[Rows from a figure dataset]
● ● ● ● ●

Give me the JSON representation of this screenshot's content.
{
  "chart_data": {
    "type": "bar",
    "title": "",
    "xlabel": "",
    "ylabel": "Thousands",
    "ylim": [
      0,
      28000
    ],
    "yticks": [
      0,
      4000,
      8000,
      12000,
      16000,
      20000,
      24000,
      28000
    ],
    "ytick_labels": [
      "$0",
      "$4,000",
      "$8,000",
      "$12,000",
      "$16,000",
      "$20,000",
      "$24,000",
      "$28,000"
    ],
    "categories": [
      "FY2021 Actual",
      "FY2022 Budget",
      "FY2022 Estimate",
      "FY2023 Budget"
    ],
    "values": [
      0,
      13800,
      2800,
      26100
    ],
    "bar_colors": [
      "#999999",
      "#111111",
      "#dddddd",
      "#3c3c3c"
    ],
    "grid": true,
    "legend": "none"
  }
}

● ● ● ● ●

### DIRECTIONS
Copy out all of the records shown above exactly.

### TASK RESPONSE
Give me the JSON representation of this screenshot's content.
{
  "chart_data": {
    "type": "bar",
    "title": "",
    "xlabel": "",
    "ylabel": "Thousands",
    "ylim": [
      0,
      28000
    ],
    "yticks": [
      0,
      4000,
      8000,
      12000,
      16000,
      20000,
      24000,
      28000
    ],
    "ytick_labels": [
      "$0",
      "$4,000",
      "$8,000",
      "$12,000",
      "$16,000",
      "$20,000",
      "$24,000",
      "$28,000"
    ],
    "categories": [
      "FY2021 Actual",
      "FY2022 Budget",
      "FY2022 Estimate",
      "FY2023 Budget"
    ],
    "values": [
      0,
      13800,
      2800,
      26100
    ],
    "bar_colors": [
      "#999999",
      "#111111",
      "#dddddd",
      "#3c3c3c"
    ],
    "grid": true,
    "legend": "none"
  }
}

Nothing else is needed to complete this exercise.